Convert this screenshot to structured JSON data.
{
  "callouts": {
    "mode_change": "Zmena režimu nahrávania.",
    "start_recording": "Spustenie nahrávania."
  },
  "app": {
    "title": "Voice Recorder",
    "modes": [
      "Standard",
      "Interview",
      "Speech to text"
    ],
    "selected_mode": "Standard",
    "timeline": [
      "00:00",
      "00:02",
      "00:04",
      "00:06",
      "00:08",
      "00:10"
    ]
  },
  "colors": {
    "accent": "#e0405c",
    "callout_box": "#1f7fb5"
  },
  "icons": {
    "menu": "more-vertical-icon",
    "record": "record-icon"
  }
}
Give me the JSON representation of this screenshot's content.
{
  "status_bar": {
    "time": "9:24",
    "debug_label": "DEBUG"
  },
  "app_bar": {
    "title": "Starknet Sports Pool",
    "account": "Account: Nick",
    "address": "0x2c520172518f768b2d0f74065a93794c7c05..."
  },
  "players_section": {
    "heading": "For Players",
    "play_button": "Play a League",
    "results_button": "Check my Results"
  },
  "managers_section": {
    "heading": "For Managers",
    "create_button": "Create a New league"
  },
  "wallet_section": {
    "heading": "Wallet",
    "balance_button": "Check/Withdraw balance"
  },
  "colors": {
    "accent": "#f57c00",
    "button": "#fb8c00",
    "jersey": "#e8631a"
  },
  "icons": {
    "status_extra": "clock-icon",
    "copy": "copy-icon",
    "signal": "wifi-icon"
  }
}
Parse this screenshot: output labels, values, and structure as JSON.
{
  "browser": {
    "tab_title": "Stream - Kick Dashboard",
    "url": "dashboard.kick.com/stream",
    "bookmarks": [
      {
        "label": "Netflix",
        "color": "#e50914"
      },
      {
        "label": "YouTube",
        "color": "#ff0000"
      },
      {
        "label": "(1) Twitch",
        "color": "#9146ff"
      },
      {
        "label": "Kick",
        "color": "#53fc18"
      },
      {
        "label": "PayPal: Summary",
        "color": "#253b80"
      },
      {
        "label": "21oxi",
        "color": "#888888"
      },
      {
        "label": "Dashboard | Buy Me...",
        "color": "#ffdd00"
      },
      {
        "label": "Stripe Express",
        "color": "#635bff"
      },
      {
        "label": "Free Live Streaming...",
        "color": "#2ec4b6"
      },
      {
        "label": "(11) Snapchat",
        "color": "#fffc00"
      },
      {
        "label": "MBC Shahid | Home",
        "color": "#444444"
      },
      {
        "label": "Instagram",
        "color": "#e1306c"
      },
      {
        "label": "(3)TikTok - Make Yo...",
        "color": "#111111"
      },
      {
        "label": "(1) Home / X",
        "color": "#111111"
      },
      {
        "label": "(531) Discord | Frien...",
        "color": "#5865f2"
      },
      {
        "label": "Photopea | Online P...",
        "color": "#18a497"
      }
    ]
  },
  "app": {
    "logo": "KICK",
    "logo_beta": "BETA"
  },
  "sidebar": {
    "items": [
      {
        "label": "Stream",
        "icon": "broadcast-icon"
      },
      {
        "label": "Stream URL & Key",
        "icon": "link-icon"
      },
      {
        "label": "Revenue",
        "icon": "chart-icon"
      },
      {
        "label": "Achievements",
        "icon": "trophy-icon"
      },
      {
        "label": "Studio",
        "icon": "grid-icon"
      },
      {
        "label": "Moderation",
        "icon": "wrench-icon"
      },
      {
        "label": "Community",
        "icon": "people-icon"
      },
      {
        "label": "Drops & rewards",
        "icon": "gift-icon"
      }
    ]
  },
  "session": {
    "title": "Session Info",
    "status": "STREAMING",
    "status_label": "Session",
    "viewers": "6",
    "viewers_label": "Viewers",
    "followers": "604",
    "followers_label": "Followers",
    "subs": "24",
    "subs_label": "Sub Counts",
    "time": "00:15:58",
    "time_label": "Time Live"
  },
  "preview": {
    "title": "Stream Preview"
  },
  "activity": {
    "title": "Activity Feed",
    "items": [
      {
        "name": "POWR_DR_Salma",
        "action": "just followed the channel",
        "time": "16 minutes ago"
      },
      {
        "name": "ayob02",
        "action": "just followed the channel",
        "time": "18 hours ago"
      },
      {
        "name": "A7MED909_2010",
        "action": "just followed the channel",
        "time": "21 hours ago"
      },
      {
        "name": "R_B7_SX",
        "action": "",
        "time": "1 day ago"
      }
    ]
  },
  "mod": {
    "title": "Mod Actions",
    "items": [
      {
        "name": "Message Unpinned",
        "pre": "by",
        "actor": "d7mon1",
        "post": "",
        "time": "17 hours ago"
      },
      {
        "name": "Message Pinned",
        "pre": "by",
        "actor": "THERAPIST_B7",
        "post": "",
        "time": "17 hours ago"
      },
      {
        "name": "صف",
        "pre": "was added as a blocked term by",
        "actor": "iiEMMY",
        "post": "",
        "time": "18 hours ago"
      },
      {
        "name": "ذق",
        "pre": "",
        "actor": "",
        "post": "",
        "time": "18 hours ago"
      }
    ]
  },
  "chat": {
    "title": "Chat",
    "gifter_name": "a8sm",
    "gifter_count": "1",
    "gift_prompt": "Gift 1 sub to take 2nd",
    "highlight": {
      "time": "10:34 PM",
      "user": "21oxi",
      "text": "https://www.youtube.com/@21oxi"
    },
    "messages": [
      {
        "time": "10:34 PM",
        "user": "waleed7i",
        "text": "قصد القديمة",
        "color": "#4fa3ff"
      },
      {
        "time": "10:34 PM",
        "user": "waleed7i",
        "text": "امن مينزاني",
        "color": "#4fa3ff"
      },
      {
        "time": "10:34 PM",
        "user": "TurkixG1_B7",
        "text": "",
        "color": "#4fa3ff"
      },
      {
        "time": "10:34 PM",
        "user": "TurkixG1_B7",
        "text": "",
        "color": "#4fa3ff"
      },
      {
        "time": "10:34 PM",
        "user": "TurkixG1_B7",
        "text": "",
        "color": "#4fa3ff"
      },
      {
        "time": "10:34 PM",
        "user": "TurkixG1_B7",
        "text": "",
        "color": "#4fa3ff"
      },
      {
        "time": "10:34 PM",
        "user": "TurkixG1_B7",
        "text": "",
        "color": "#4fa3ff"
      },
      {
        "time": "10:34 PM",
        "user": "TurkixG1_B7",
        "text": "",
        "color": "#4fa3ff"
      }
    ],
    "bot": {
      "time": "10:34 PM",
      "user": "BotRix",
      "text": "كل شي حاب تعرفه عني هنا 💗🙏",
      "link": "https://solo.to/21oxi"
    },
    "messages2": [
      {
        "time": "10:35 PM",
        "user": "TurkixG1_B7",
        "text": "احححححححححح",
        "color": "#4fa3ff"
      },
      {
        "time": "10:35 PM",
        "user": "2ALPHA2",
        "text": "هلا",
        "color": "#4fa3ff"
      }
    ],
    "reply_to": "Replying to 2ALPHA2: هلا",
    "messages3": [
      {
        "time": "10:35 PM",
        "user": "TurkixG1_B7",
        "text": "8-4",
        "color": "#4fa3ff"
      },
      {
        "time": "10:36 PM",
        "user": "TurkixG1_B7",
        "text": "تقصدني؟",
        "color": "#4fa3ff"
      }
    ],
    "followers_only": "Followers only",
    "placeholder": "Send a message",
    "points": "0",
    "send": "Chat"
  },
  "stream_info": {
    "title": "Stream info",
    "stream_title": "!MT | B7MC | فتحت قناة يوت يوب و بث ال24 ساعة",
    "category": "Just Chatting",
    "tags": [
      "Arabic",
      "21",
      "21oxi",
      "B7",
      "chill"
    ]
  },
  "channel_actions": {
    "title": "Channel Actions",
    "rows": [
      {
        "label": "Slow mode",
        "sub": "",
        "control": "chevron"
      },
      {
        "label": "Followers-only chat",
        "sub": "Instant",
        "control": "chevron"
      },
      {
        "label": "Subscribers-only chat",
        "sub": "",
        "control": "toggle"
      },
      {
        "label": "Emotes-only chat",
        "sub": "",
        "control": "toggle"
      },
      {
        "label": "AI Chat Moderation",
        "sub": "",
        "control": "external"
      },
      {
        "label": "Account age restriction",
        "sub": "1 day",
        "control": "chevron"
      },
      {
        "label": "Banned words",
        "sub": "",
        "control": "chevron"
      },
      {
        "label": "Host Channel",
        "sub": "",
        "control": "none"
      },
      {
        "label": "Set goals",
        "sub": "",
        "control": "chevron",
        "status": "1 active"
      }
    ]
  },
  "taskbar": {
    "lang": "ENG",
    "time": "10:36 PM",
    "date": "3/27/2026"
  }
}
-*-*-
# EXERCISE DETAILS
Pull out every line of the entries that includes the word "Check".

# REPLY TO THE TASK
    "results_button": "Check my Results"
    "balance_button": "Check/Withdraw balance"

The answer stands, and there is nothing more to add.